■ Task details: Extract each line of the data below exactly as written.
--- BEGIN Provided information ---
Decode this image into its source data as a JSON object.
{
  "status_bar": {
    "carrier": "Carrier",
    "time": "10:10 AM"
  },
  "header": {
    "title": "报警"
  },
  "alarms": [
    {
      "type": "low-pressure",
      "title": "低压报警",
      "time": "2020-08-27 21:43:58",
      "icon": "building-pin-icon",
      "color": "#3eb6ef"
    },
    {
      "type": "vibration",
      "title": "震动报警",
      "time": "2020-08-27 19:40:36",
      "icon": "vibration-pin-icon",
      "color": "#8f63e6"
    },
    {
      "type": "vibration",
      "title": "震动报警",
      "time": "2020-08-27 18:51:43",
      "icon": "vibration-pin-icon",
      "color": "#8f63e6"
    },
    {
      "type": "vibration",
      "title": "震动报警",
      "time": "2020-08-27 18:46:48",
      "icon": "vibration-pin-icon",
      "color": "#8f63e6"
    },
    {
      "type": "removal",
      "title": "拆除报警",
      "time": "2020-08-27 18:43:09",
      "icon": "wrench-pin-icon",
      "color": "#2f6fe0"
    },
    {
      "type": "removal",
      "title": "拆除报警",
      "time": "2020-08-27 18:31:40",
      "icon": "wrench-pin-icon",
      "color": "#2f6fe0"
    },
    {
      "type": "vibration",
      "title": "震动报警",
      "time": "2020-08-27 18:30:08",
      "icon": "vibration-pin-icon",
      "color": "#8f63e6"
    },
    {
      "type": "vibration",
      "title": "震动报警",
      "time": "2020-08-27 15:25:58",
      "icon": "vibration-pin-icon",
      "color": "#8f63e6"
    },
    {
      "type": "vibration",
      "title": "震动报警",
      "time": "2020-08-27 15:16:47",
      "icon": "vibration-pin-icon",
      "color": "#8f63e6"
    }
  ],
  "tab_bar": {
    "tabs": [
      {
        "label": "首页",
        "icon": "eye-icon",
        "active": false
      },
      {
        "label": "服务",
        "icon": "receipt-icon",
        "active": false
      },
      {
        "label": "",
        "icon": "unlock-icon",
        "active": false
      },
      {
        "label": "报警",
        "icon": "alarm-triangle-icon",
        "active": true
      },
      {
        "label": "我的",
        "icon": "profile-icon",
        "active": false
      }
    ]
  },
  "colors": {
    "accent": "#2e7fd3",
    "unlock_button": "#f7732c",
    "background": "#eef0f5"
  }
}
--- END Provided information ---
■ Written response:
Decode this image into its source data as a JSON object.
{
  "status_bar": {
    "carrier": "Carrier",
    "time": "10:10 AM"
  },
  "header": {
    "title": "报警"
  },
  "alarms": [
    {
      "type": "low-pressure",
      "title": "低压报警",
      "time": "2020-08-27 21:43:58",
      "icon": "building-pin-icon",
      "color": "#3eb6ef"
    },
    {
      "type": "vibration",
      "title": "震动报警",
      "time": "2020-08-27 19:40:36",
      "icon": "vibration-pin-icon",
      "color": "#8f63e6"
    },
    {
      "type": "vibration",
      "title": "震动报警",
      "time": "2020-08-27 18:51:43",
      "icon": "vibration-pin-icon",
      "color": "#8f63e6"
    },
    {
      "type": "vibration",
      "title": "震动报警",
      "time": "2020-08-27 18:46:48",
      "icon": "vibration-pin-icon",
      "color": "#8f63e6"
    },
    {
      "type": "removal",
      "title": "拆除报警",
      "time": "2020-08-27 18:43:09",
      "icon": "wrench-pin-icon",
      "color": "#2f6fe0"
    },
    {
      "type": "removal",
      "title": "拆除报警",
      "time": "2020-08-27 18:31:40",
      "icon": "wrench-pin-icon",
      "color": "#2f6fe0"
    },
    {
      "type": "vibration",
      "title": "震动报警",
      "time": "2020-08-27 18:30:08",
      "icon": "vibration-pin-icon",
      "color": "#8f63e6"
    },
    {
      "type": "vibration",
      "title": "震动报警",
      "time": "2020-08-27 15:25:58",
      "icon": "vibration-pin-icon",
      "color": "#8f63e6"
    },
    {
      "type": "vibration",
      "title": "震动报警",
      "time": "2020-08-27 15:16:47",
      "icon": "vibration-pin-icon",
      "color": "#8f63e6"
    }
  ],
  "tab_bar": {
    "tabs": [
      {
        "label": "首页",
        "icon": "eye-icon",
        "active": false
      },
      {
        "label": "服务",
        "icon": "receipt-icon",
        "active": false
      },
      {
        "label": "",
        "icon": "unlock-icon",
        "active": false
      },
      {
        "label": "报警",
        "icon": "alarm-triangle-icon",
        "active": true
      },
      {
        "label": "我的",
        "icon": "profile-icon",
        "active": false
      }
    ]
  },
  "colors": {
    "accent": "#2e7fd3",
    "unlock_button": "#f7732c",
    "background": "#eef0f5"
  }
}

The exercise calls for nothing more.